Exercise:
In full and without deviation, write out the entries that follow.

Recorded data

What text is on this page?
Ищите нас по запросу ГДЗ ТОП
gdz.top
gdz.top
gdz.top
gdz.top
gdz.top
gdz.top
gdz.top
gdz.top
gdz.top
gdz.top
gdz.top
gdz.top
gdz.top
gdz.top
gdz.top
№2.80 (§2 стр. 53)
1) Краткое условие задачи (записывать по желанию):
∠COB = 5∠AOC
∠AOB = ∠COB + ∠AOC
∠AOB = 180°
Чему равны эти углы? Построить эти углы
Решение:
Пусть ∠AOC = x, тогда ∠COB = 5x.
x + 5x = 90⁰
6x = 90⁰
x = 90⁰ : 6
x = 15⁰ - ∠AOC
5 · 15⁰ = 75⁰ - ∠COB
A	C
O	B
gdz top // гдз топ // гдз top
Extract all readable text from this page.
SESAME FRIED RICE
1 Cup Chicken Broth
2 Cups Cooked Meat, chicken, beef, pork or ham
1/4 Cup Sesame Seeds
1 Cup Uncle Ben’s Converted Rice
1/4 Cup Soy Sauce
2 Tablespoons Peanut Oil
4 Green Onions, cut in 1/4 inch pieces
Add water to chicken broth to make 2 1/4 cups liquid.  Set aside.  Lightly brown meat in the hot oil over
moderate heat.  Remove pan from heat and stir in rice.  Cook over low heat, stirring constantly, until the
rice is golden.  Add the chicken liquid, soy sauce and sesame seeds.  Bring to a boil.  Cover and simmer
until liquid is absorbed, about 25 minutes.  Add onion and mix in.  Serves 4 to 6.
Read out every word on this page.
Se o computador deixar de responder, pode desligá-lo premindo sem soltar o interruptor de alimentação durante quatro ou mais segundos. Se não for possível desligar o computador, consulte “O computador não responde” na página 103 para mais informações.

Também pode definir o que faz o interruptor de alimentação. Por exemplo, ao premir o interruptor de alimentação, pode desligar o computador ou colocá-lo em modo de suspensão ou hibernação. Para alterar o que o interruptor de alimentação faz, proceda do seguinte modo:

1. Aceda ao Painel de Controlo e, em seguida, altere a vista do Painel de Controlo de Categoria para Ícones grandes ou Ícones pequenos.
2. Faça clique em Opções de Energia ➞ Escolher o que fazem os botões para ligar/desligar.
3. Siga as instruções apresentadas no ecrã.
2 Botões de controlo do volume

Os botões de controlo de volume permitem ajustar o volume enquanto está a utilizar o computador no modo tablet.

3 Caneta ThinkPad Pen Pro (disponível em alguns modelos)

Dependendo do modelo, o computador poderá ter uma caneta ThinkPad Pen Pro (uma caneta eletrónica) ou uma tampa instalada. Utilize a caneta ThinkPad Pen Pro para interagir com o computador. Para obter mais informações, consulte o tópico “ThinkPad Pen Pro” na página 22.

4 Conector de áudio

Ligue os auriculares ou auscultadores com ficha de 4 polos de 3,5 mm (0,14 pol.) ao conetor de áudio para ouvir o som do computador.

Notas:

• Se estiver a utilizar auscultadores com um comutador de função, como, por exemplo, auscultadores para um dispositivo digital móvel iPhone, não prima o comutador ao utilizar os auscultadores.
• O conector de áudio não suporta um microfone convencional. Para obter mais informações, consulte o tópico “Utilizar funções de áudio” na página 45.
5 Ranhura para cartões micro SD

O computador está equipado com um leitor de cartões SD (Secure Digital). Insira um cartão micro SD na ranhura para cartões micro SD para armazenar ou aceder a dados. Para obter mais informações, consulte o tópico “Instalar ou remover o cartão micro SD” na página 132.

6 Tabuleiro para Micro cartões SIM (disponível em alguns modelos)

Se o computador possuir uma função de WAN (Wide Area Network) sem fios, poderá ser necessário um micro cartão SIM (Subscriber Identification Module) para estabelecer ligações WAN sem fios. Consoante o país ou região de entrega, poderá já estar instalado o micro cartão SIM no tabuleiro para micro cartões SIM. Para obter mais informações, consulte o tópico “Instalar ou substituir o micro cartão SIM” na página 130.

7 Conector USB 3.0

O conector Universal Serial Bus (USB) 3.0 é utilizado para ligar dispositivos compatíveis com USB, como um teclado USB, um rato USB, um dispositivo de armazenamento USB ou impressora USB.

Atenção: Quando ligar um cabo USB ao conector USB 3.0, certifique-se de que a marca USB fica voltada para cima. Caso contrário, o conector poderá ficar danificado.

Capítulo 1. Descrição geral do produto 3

Answer to this exercise:
What text is on this page?
Ищите нас по запросу ГДЗ ТОП
gdz.top
gdz.top
gdz.top
gdz.top
gdz.top
gdz.top
gdz.top
gdz.top
gdz.top
gdz.top
gdz.top
gdz.top
gdz.top
gdz.top
gdz.top
№2.80 (§2 стр. 53)
1) Краткое условие задачи (записывать по желанию):
∠COB = 5∠AOC
∠AOB = ∠COB + ∠AOC
∠AOB = 180°
Чему равны эти углы? Построить эти углы
Решение:
Пусть ∠AOC = x, тогда ∠COB = 5x.
x + 5x = 90⁰
6x = 90⁰
x = 90⁰ : 6
x = 15⁰ - ∠AOC
5 · 15⁰ = 75⁰ - ∠COB
A	C
O	B
gdz top // гдз топ // гдз top
Extract all readable text from this page.
SESAME FRIED RICE
1 Cup Chicken Broth
2 Cups Cooked Meat, chicken, beef, pork or ham
1/4 Cup Sesame Seeds
1 Cup Uncle Ben’s Converted Rice
1/4 Cup Soy Sauce
2 Tablespoons Peanut Oil
4 Green Onions, cut in 1/4 inch pieces
Add water to chicken broth to make 2 1/4 cups liquid.  Set aside.  Lightly brown meat in the hot oil over
moderate heat.  Remove pan from heat and stir in rice.  Cook over low heat, stirring constantly, until the
rice is golden.  Add the chicken liquid, soy sauce and sesame seeds.  Bring to a boil.  Cover and simmer
until liquid is absorbed, about 25 minutes.  Add onion and mix in.  Serves 4 to 6.
Read out every word on this page.
Se o computador deixar de responder, pode desligá-lo premindo sem soltar o interruptor de alimentação durante quatro ou mais segundos. Se não for possível desligar o computador, consulte “O computador não responde” na página 103 para mais informações.

Também pode definir o que faz o interruptor de alimentação. Por exemplo, ao premir o interruptor de alimentação, pode desligar o computador ou colocá-lo em modo de suspensão ou hibernação. Para alterar o que o interruptor de alimentação faz, proceda do seguinte modo:

1. Aceda ao Painel de Controlo e, em seguida, altere a vista do Painel de Controlo de Categoria para Ícones grandes ou Ícones pequenos.
2. Faça clique em Opções de Energia ➞ Escolher o que fazem os botões para ligar/desligar.
3. Siga as instruções apresentadas no ecrã.
2 Botões de controlo do volume

Os botões de controlo de volume permitem ajustar o volume enquanto está a utilizar o computador no modo tablet.

3 Caneta ThinkPad Pen Pro (disponível em alguns modelos)

Dependendo do modelo, o computador poderá ter uma caneta ThinkPad Pen Pro (uma caneta eletrónica) ou uma tampa instalada. Utilize a caneta ThinkPad Pen Pro para interagir com o computador. Para obter mais informações, consulte o tópico “ThinkPad Pen Pro” na página 22.

4 Conector de áudio

Ligue os auriculares ou auscultadores com ficha de 4 polos de 3,5 mm (0,14 pol.) ao conetor de áudio para ouvir o som do computador.

Notas:

• Se estiver a utilizar auscultadores com um comutador de função, como, por exemplo, auscultadores para um dispositivo digital móvel iPhone, não prima o comutador ao utilizar os auscultadores.
• O conector de áudio não suporta um microfone convencional. Para obter mais informações, consulte o tópico “Utilizar funções de áudio” na página 45.
5 Ranhura para cartões micro SD

O computador está equipado com um leitor de cartões SD (Secure Digital). Insira um cartão micro SD na ranhura para cartões micro SD para armazenar ou aceder a dados. Para obter mais informações, consulte o tópico “Instalar ou remover o cartão micro SD” na página 132.

6 Tabuleiro para Micro cartões SIM (disponível em alguns modelos)

Se o computador possuir uma função de WAN (Wide Area Network) sem fios, poderá ser necessário um micro cartão SIM (Subscriber Identification Module) para estabelecer ligações WAN sem fios. Consoante o país ou região de entrega, poderá já estar instalado o micro cartão SIM no tabuleiro para micro cartões SIM. Para obter mais informações, consulte o tópico “Instalar ou substituir o micro cartão SIM” na página 130.

7 Conector USB 3.0

O conector Universal Serial Bus (USB) 3.0 é utilizado para ligar dispositivos compatíveis com USB, como um teclado USB, um rato USB, um dispositivo de armazenamento USB ou impressora USB.

Atenção: Quando ligar um cabo USB ao conector USB 3.0, certifique-se de que a marca USB fica voltada para cima. Caso contrário, o conector poderá ficar danificado.

Capítulo 1. Descrição geral do produto 3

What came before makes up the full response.